[Collected data entries]
===

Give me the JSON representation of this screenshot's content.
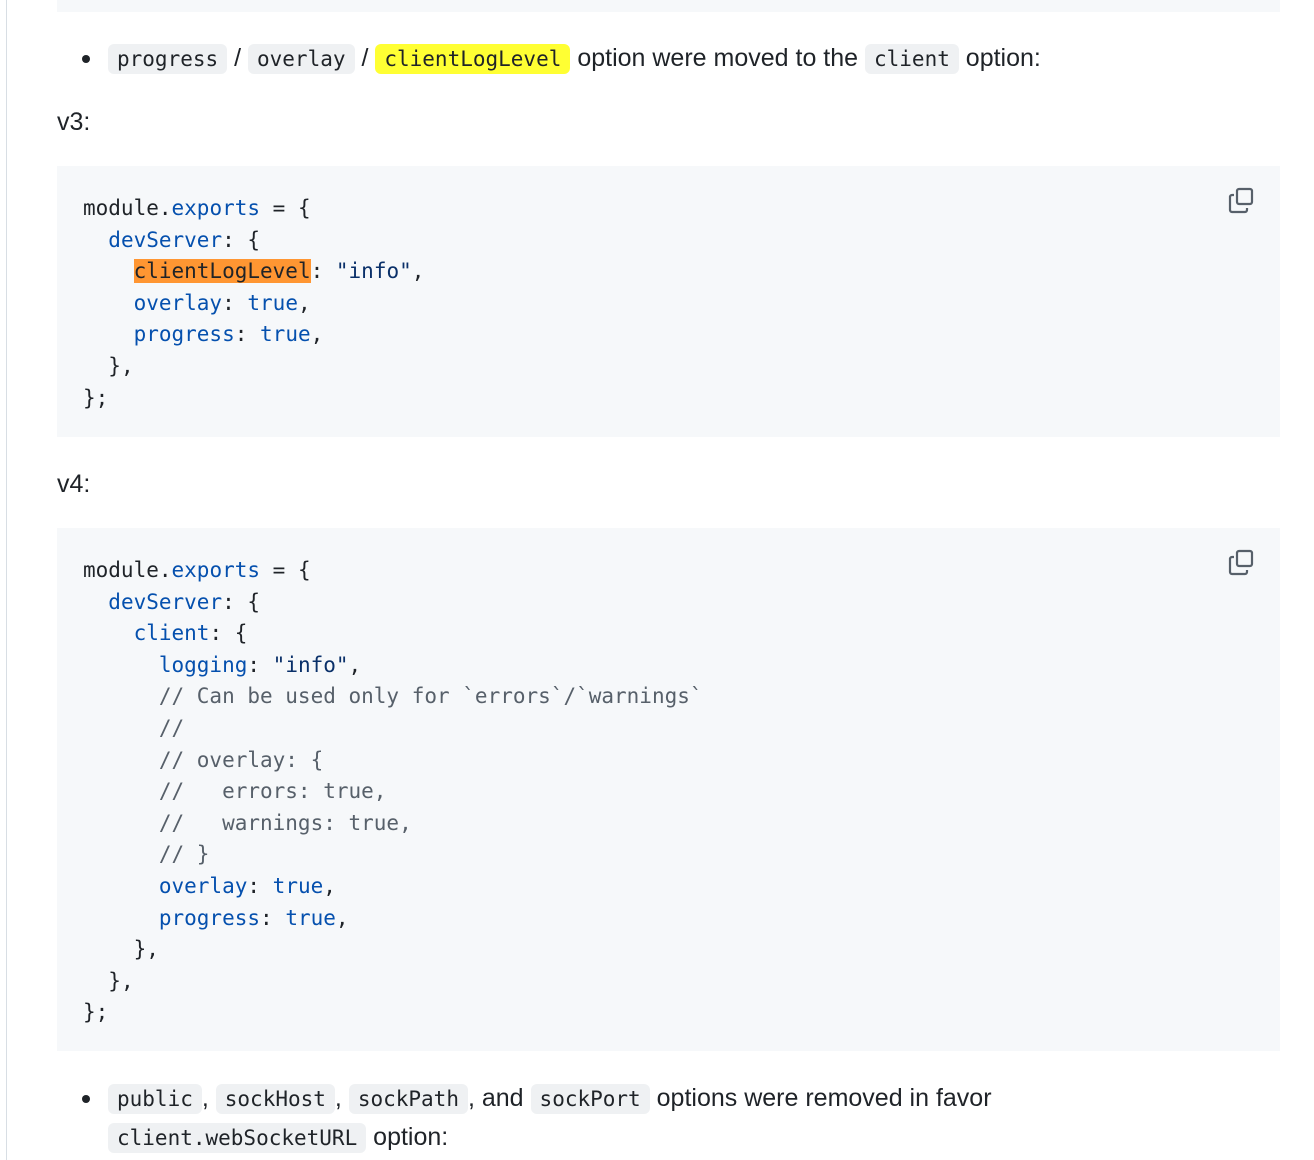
{
  "bullet1": {
    "code_progress": "progress",
    "sep1": " / ",
    "code_overlay": "overlay",
    "sep2": " / ",
    "code_clientLogLevel": "clientLogLevel",
    "text_moved": " option were moved to the ",
    "code_client": "client",
    "text_option": " option:"
  },
  "v3_label": "v3:",
  "v4_label": "v4:",
  "v3_code": {
    "l1_module": "module.",
    "l1_exports": "exports",
    "l1_rest": " = {",
    "l2_devServer": "devServer",
    "l2_rest": ": {",
    "l3_clientLogLevel": "clientLogLevel",
    "l3_colon": ": ",
    "l3_value": "\"info\"",
    "l3_comma": ",",
    "l4_overlay": "overlay",
    "l4_colon": ": ",
    "l4_value": "true",
    "l4_comma": ",",
    "l5_progress": "progress",
    "l5_colon": ": ",
    "l5_value": "true",
    "l5_comma": ",",
    "l6": "},",
    "l7": "};"
  },
  "v4_code": {
    "l1_module": "module.",
    "l1_exports": "exports",
    "l1_rest": " = {",
    "l2_devServer": "devServer",
    "l2_rest": ": {",
    "l3_client": "client",
    "l3_rest": ": {",
    "l4_logging": "logging",
    "l4_colon": ": ",
    "l4_value": "\"info\"",
    "l4_comma": ",",
    "c1": "// Can be used only for `errors`/`warnings`",
    "c2": "//",
    "c3": "// overlay: {",
    "c4": "//   errors: true,",
    "c5": "//   warnings: true,",
    "c6": "// }",
    "l5_overlay": "overlay",
    "l5_colon": ": ",
    "l5_value": "true",
    "l5_comma": ",",
    "l6_progress": "progress",
    "l6_colon": ": ",
    "l6_value": "true",
    "l6_comma": ",",
    "l7": "},",
    "l8": "},",
    "l9": "};"
  },
  "bullet2": {
    "code_public": "public",
    "sep1": ", ",
    "code_sockHost": "sockHost",
    "sep2": ", ",
    "code_sockPath": "sockPath",
    "sep3": ", and ",
    "code_sockPort": "sockPort",
    "text_removed": " options were removed in favor",
    "code_webSocketURL": "client.webSocketURL",
    "text_option": " option:"
  },
  "icons": {
    "copy": "copy-icon"
  }
}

===

→ THE EXERCISE: Skip every picture and transcribe the data above exactly.

→ FULL OUTPUT:
Give me the JSON representation of this screenshot's content.
{
  "bullet1": {
    "code_progress": "progress",
    "sep1": " / ",
    "code_overlay": "overlay",
    "sep2": " / ",
    "code_clientLogLevel": "clientLogLevel",
    "text_moved": " option were moved to the ",
    "code_client": "client",
    "text_option": " option:"
  },
  "v3_label": "v3:",
  "v4_label": "v4:",
  "v3_code": {
    "l1_module": "module.",
    "l1_exports": "exports",
    "l1_rest": " = {",
    "l2_devServer": "devServer",
    "l2_rest": ": {",
    "l3_clientLogLevel": "clientLogLevel",
    "l3_colon": ": ",
    "l3_value": "\"info\"",
    "l3_comma": ",",
    "l4_overlay": "overlay",
    "l4_colon": ": ",
    "l4_value": "true",
    "l4_comma": ",",
    "l5_progress": "progress",
    "l5_colon": ": ",
    "l5_value": "true",
    "l5_comma": ",",
    "l6": "},",
    "l7": "};"
  },
  "v4_code": {
    "l1_module": "module.",
    "l1_exports": "exports",
    "l1_rest": " = {",
    "l2_devServer": "devServer",
    "l2_rest": ": {",
    "l3_client": "client",
    "l3_rest": ": {",
    "l4_logging": "logging",
    "l4_colon": ": ",
    "l4_value": "\"info\"",
    "l4_comma": ",",
    "c1": "// Can be used only for `errors`/`warnings`",
    "c2": "//",
    "c3": "// overlay: {",
    "c4": "//   errors: true,",
    "c5": "//   warnings: true,",
    "c6": "// }",
    "l5_overlay": "overlay",
    "l5_colon": ": ",
    "l5_value": "true",
    "l5_comma": ",",
    "l6_progress": "progress",
    "l6_colon": ": ",
    "l6_value": "true",
    "l6_comma": ",",
    "l7": "},",
    "l8": "},",
    "l9": "};"
  },
  "bullet2": {
    "code_public": "public",
    "sep1": ", ",
    "code_sockHost": "sockHost",
    "sep2": ", ",
    "code_sockPath": "sockPath",
    "sep3": ", and ",
    "code_sockPort": "sockPort",
    "text_removed": " options were removed in favor",
    "code_webSocketURL": "client.webSocketURL",
    "text_option": " option:"
  },
  "icons": {
    "copy": "copy-icon"
  }
}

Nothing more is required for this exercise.